Exercise prompt: Repeat the records exactly, minus the pictures.

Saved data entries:
|---|
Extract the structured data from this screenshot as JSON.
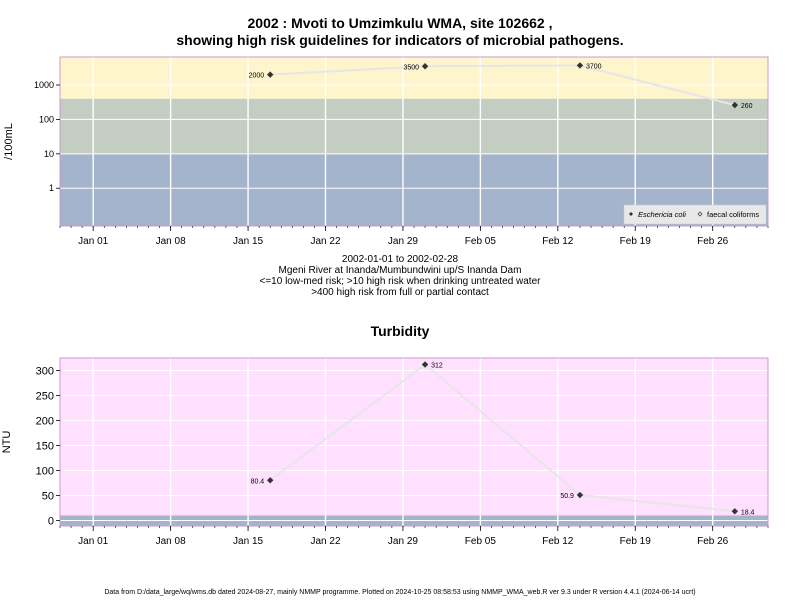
{
  "header": {
    "title_line1": "2002 : Mvoti to Umzimkulu WMA, site 102662 ,",
    "title_line2": "showing high risk guidelines for indicators of microbial pathogens."
  },
  "subtitle": {
    "line1": "2002-01-01 to 2002-02-28",
    "line2": "Mgeni River at Inanda/Mumbundwini up/S Inanda Dam",
    "line3": "<=10 low-med risk; >10 high risk when drinking untreated water",
    "line4": ">400 high risk from full or partial contact"
  },
  "footer": {
    "text": "Data from D:/data_large/wq/wms.db dated 2024-08-27, mainly NMMP programme. Plotted on 2024-10-25 08:58:53 using NMMP_WMA_web.R ver 9.3 under R version 4.4.1 (2024-06-14 ucrt)"
  },
  "colors": {
    "band_high": "#fff5cc",
    "band_mid": "#c4cdc1",
    "band_low": "#a3b4cc",
    "turbidity_bg": "#ffe0ff",
    "turbidity_low": "#a3b4cc",
    "line": "#e6e6e6",
    "point": "#333333",
    "frame": "#cc99cc"
  },
  "chart_data": [
    {
      "type": "line",
      "ylabel": "/100mL",
      "yscale": "log",
      "ylim": [
        0.08,
        6500
      ],
      "yticks": [
        1,
        10,
        100,
        1000
      ],
      "ytick_labels": [
        "1",
        "10",
        "100",
        "1000"
      ],
      "x_range": [
        "2001-12-29",
        "2002-03-03"
      ],
      "xticks": [
        "2002-01-01",
        "2002-01-08",
        "2002-01-15",
        "2002-01-22",
        "2002-01-29",
        "2002-02-05",
        "2002-02-12",
        "2002-02-19",
        "2002-02-26"
      ],
      "xtick_labels": [
        "Jan 01",
        "Jan 08",
        "Jan 15",
        "Jan 22",
        "Jan 29",
        "Feb 05",
        "Feb 12",
        "Feb 19",
        "Feb 26"
      ],
      "bands": [
        {
          "from": 0.08,
          "to": 10,
          "color": "#a3b4cc"
        },
        {
          "from": 10,
          "to": 400,
          "color": "#c4cdc1"
        },
        {
          "from": 400,
          "to": 6500,
          "color": "#fff5cc"
        }
      ],
      "series": [
        {
          "name": "faecal coliforms",
          "x": [
            "2002-01-17",
            "2002-01-31",
            "2002-02-14",
            "2002-02-28"
          ],
          "values": [
            2000,
            3500,
            3700,
            260
          ],
          "labels": [
            "2000",
            "3500",
            "3700",
            "260"
          ]
        }
      ],
      "legend": {
        "position": "bottom-right",
        "entries": [
          "Eschericia coli",
          "faecal coliforms"
        ]
      }
    },
    {
      "type": "line",
      "title": "Turbidity",
      "ylabel": "NTU",
      "ylim": [
        -11,
        325
      ],
      "yticks": [
        0,
        50,
        100,
        150,
        200,
        250,
        300
      ],
      "ytick_labels": [
        "0",
        "50",
        "100",
        "150",
        "200",
        "250",
        "300"
      ],
      "x_range": [
        "2001-12-29",
        "2002-03-03"
      ],
      "xticks": [
        "2002-01-01",
        "2002-01-08",
        "2002-01-15",
        "2002-01-22",
        "2002-01-29",
        "2002-02-05",
        "2002-02-12",
        "2002-02-19",
        "2002-02-26"
      ],
      "xtick_labels": [
        "Jan 01",
        "Jan 08",
        "Jan 15",
        "Jan 22",
        "Jan 29",
        "Feb 05",
        "Feb 12",
        "Feb 19",
        "Feb 26"
      ],
      "bands": [
        {
          "from": -11,
          "to": 10,
          "color": "#a3b4cc"
        },
        {
          "from": 10,
          "to": 325,
          "color": "#ffe0ff"
        }
      ],
      "series": [
        {
          "name": "",
          "x": [
            "2002-01-17",
            "2002-01-31",
            "2002-02-14",
            "2002-02-28"
          ],
          "values": [
            80.4,
            312,
            50.9,
            18.4
          ],
          "labels": [
            "80.4",
            "312",
            "50.9",
            "18.4"
          ]
        }
      ]
    }
  ]
}
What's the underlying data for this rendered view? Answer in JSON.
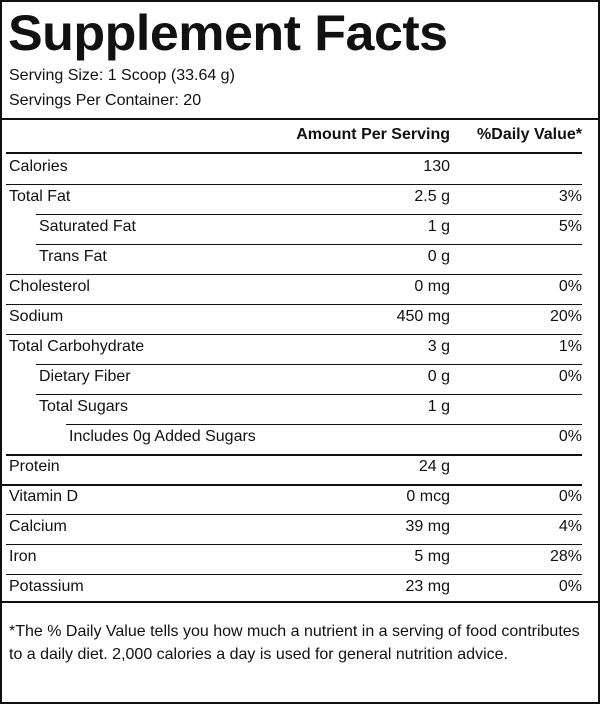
{
  "label": {
    "title": "Supplement Facts",
    "serving_size": "Serving Size: 1 Scoop (33.64 g)",
    "servings_per_container": "Servings Per Container: 20",
    "header": {
      "amount": "Amount Per Serving",
      "daily_value": "%Daily Value*"
    },
    "rows": [
      {
        "name": "Calories",
        "amount": "130",
        "dv": "",
        "indent": 0
      },
      {
        "name": "Total Fat",
        "amount": "2.5 g",
        "dv": "3%",
        "indent": 0
      },
      {
        "name": "Saturated Fat",
        "amount": "1 g",
        "dv": "5%",
        "indent": 1
      },
      {
        "name": "Trans Fat",
        "amount": "0 g",
        "dv": "",
        "indent": 1
      },
      {
        "name": "Cholesterol",
        "amount": "0 mg",
        "dv": "0%",
        "indent": 0
      },
      {
        "name": "Sodium",
        "amount": "450 mg",
        "dv": "20%",
        "indent": 0
      },
      {
        "name": "Total Carbohydrate",
        "amount": "3 g",
        "dv": "1%",
        "indent": 0
      },
      {
        "name": "Dietary Fiber",
        "amount": "0 g",
        "dv": "0%",
        "indent": 1
      },
      {
        "name": "Total Sugars",
        "amount": "1 g",
        "dv": "",
        "indent": 1
      },
      {
        "name": "Includes 0g Added Sugars",
        "amount": "",
        "dv": "0%",
        "indent": 2
      },
      {
        "name": "Protein",
        "amount": "24 g",
        "dv": "",
        "indent": 0
      },
      {
        "name": "Vitamin D",
        "amount": "0 mcg",
        "dv": "0%",
        "indent": 0
      },
      {
        "name": "Calcium",
        "amount": "39 mg",
        "dv": "4%",
        "indent": 0
      },
      {
        "name": "Iron",
        "amount": "5 mg",
        "dv": "28%",
        "indent": 0
      },
      {
        "name": "Potassium",
        "amount": "23 mg",
        "dv": "0%",
        "indent": 0
      }
    ],
    "footnote": "*The % Daily Value tells you how much a nutrient in a serving of food contributes to a daily diet. 2,000 calories a day is used for general nutrition advice."
  }
}
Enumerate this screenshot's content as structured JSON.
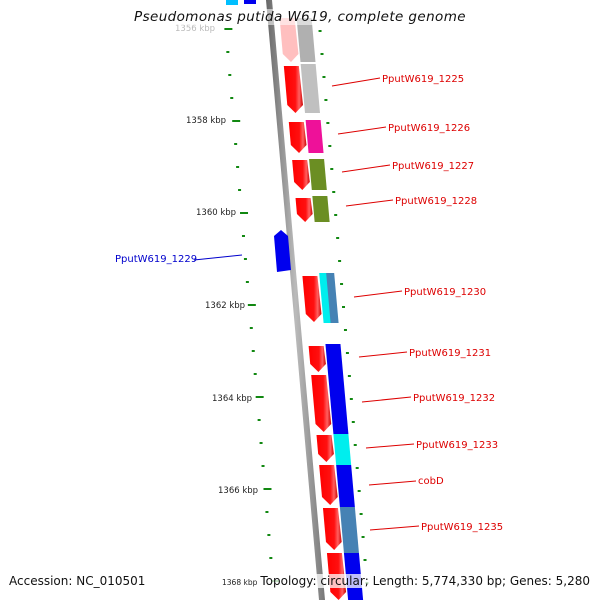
{
  "title": "Pseudomonas putida W619, complete genome",
  "accession_text": "Accession: NC_010501",
  "topology_text": "Topology: circular; Length: 5,774,330 bp; Genes: 5,280",
  "colors": {
    "forward_label": "#dd0000",
    "reverse_label": "#0000cc",
    "tick": "#118811",
    "backbone": "#888888"
  },
  "scale_ticks": [
    {
      "label": "1356 kbp",
      "faded": true
    },
    {
      "label": "1358 kbp",
      "faded": false
    },
    {
      "label": "1360 kbp",
      "faded": false
    },
    {
      "label": "1362 kbp",
      "faded": false
    },
    {
      "label": "1364 kbp",
      "faded": false
    },
    {
      "label": "1366 kbp",
      "faded": false
    },
    {
      "label": "1368 kbp",
      "faded": false
    }
  ],
  "gene_labels": [
    {
      "name": "PputW619_1225",
      "strand": "forward"
    },
    {
      "name": "PputW619_1226",
      "strand": "forward"
    },
    {
      "name": "PputW619_1227",
      "strand": "forward"
    },
    {
      "name": "PputW619_1228",
      "strand": "forward"
    },
    {
      "name": "PputW619_1229",
      "strand": "reverse"
    },
    {
      "name": "PputW619_1230",
      "strand": "forward"
    },
    {
      "name": "PputW619_1231",
      "strand": "forward"
    },
    {
      "name": "PputW619_1232",
      "strand": "forward"
    },
    {
      "name": "PputW619_1233",
      "strand": "forward"
    },
    {
      "name": "cobD",
      "strand": "forward"
    },
    {
      "name": "PputW619_1235",
      "strand": "forward"
    }
  ],
  "cog_colors": [
    "#707070",
    "#c0c0c0",
    "#ee1199",
    "#6b8e23",
    "#00eeee",
    "#4682b4",
    "#0000ee",
    "#00bfff"
  ]
}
|---|
Response to the exercise:
Extract the structured data from this screenshot as JSON.
{
  "header": {
    "title_line1": "2002 : Mvoti to Umzimkulu WMA, site 102662 ,",
    "title_line2": "showing high risk guidelines for indicators of microbial pathogens."
  },
  "subtitle": {
    "line1": "2002-01-01 to 2002-02-28",
    "line2": "Mgeni River at Inanda/Mumbundwini up/S Inanda Dam",
    "line3": "<=10 low-med risk; >10 high risk when drinking untreated water",
    "line4": ">400 high risk from full or partial contact"
  },
  "footer": {
    "text": "Data from D:/data_large/wq/wms.db dated 2024-08-27, mainly NMMP programme. Plotted on 2024-10-25 08:58:53 using NMMP_WMA_web.R ver 9.3 under R version 4.4.1 (2024-06-14 ucrt)"
  },
  "colors": {
    "band_high": "#fff5cc",
    "band_mid": "#c4cdc1",
    "band_low": "#a3b4cc",
    "turbidity_bg": "#ffe0ff",
    "turbidity_low": "#a3b4cc",
    "line": "#e6e6e6",
    "point": "#333333",
    "frame": "#cc99cc"
  },
  "chart_data": [
    {
      "type": "line",
      "ylabel": "/100mL",
      "yscale": "log",
      "ylim": [
        0.08,
        6500
      ],
      "yticks": [
        1,
        10,
        100,
        1000
      ],
      "ytick_labels": [
        "1",
        "10",
        "100",
        "1000"
      ],
      "x_range": [
        "2001-12-29",
        "2002-03-03"
      ],
      "xticks": [
        "2002-01-01",
        "2002-01-08",
        "2002-01-15",
        "2002-01-22",
        "2002-01-29",
        "2002-02-05",
        "2002-02-12",
        "2002-02-19",
        "2002-02-26"
      ],
      "xtick_labels": [
        "Jan 01",
        "Jan 08",
        "Jan 15",
        "Jan 22",
        "Jan 29",
        "Feb 05",
        "Feb 12",
        "Feb 19",
        "Feb 26"
      ],
      "bands": [
        {
          "from": 0.08,
          "to": 10,
          "color": "#a3b4cc"
        },
        {
          "from": 10,
          "to": 400,
          "color": "#c4cdc1"
        },
        {
          "from": 400,
          "to": 6500,
          "color": "#fff5cc"
        }
      ],
      "series": [
        {
          "name": "faecal coliforms",
          "x": [
            "2002-01-17",
            "2002-01-31",
            "2002-02-14",
            "2002-02-28"
          ],
          "values": [
            2000,
            3500,
            3700,
            260
          ],
          "labels": [
            "2000",
            "3500",
            "3700",
            "260"
          ]
        }
      ],
      "legend": {
        "position": "bottom-right",
        "entries": [
          "Eschericia coli",
          "faecal coliforms"
        ]
      }
    },
    {
      "type": "line",
      "title": "Turbidity",
      "ylabel": "NTU",
      "ylim": [
        -11,
        325
      ],
      "yticks": [
        0,
        50,
        100,
        150,
        200,
        250,
        300
      ],
      "ytick_labels": [
        "0",
        "50",
        "100",
        "150",
        "200",
        "250",
        "300"
      ],
      "x_range": [
        "2001-12-29",
        "2002-03-03"
      ],
      "xticks": [
        "2002-01-01",
        "2002-01-08",
        "2002-01-15",
        "2002-01-22",
        "2002-01-29",
        "2002-02-05",
        "2002-02-12",
        "2002-02-19",
        "2002-02-26"
      ],
      "xtick_labels": [
        "Jan 01",
        "Jan 08",
        "Jan 15",
        "Jan 22",
        "Jan 29",
        "Feb 05",
        "Feb 12",
        "Feb 19",
        "Feb 26"
      ],
      "bands": [
        {
          "from": -11,
          "to": 10,
          "color": "#a3b4cc"
        },
        {
          "from": 10,
          "to": 325,
          "color": "#ffe0ff"
        }
      ],
      "series": [
        {
          "name": "",
          "x": [
            "2002-01-17",
            "2002-01-31",
            "2002-02-14",
            "2002-02-28"
          ],
          "values": [
            80.4,
            312,
            50.9,
            18.4
          ],
          "labels": [
            "80.4",
            "312",
            "50.9",
            "18.4"
          ]
        }
      ]
    }
  ]
}
What's the underlying data for this rendered view? Answer in JSON.
{
  "label": {
    "title": "Supplement Facts",
    "serving_size": "Serving Size: 1 Scoop (33.64 g)",
    "servings_per_container": "Servings Per Container: 20",
    "header": {
      "amount": "Amount Per Serving",
      "daily_value": "%Daily Value*"
    },
    "rows": [
      {
        "name": "Calories",
        "amount": "130",
        "dv": "",
        "indent": 0
      },
      {
        "name": "Total Fat",
        "amount": "2.5 g",
        "dv": "3%",
        "indent": 0
      },
      {
        "name": "Saturated Fat",
        "amount": "1 g",
        "dv": "5%",
        "indent": 1
      },
      {
        "name": "Trans Fat",
        "amount": "0 g",
        "dv": "",
        "indent": 1
      },
      {
        "name": "Cholesterol",
        "amount": "0 mg",
        "dv": "0%",
        "indent": 0
      },
      {
        "name": "Sodium",
        "amount": "450 mg",
        "dv": "20%",
        "indent": 0
      },
      {
        "name": "Total Carbohydrate",
        "amount": "3 g",
        "dv": "1%",
        "indent": 0
      },
      {
        "name": "Dietary Fiber",
        "amount": "0 g",
        "dv": "0%",
        "indent": 1
      },
      {
        "name": "Total Sugars",
        "amount": "1 g",
        "dv": "",
        "indent": 1
      },
      {
        "name": "Includes 0g Added Sugars",
        "amount": "",
        "dv": "0%",
        "indent": 2
      },
      {
        "name": "Protein",
        "amount": "24 g",
        "dv": "",
        "indent": 0
      },
      {
        "name": "Vitamin D",
        "amount": "0 mcg",
        "dv": "0%",
        "indent": 0
      },
      {
        "name": "Calcium",
        "amount": "39 mg",
        "dv": "4%",
        "indent": 0
      },
      {
        "name": "Iron",
        "amount": "5 mg",
        "dv": "28%",
        "indent": 0
      },
      {
        "name": "Potassium",
        "amount": "23 mg",
        "dv": "0%",
        "indent": 0
      }
    ],
    "footnote": "*The % Daily Value tells you how much a nutrient in a serving of food contributes to a daily diet. 2,000 calories a day is used for general nutrition advice."
  }
}
Enumerate this screenshot's content as structured JSON.
{
  "title": "Pseudomonas putida W619, complete genome",
  "accession_text": "Accession: NC_010501",
  "topology_text": "Topology: circular; Length: 5,774,330 bp; Genes: 5,280",
  "colors": {
    "forward_label": "#dd0000",
    "reverse_label": "#0000cc",
    "tick": "#118811",
    "backbone": "#888888"
  },
  "scale_ticks": [
    {
      "label": "1356 kbp",
      "faded": true
    },
    {
      "label": "1358 kbp",
      "faded": false
    },
    {
      "label": "1360 kbp",
      "faded": false
    },
    {
      "label": "1362 kbp",
      "faded": false
    },
    {
      "label": "1364 kbp",
      "faded": false
    },
    {
      "label": "1366 kbp",
      "faded": false
    },
    {
      "label": "1368 kbp",
      "faded": false
    }
  ],
  "gene_labels": [
    {
      "name": "PputW619_1225",
      "strand": "forward"
    },
    {
      "name": "PputW619_1226",
      "strand": "forward"
    },
    {
      "name": "PputW619_1227",
      "strand": "forward"
    },
    {
      "name": "PputW619_1228",
      "strand": "forward"
    },
    {
      "name": "PputW619_1229",
      "strand": "reverse"
    },
    {
      "name": "PputW619_1230",
      "strand": "forward"
    },
    {
      "name": "PputW619_1231",
      "strand": "forward"
    },
    {
      "name": "PputW619_1232",
      "strand": "forward"
    },
    {
      "name": "PputW619_1233",
      "strand": "forward"
    },
    {
      "name": "cobD",
      "strand": "forward"
    },
    {
      "name": "PputW619_1235",
      "strand": "forward"
    }
  ],
  "cog_colors": [
    "#707070",
    "#c0c0c0",
    "#ee1199",
    "#6b8e23",
    "#00eeee",
    "#4682b4",
    "#0000ee",
    "#00bfff"
  ]
}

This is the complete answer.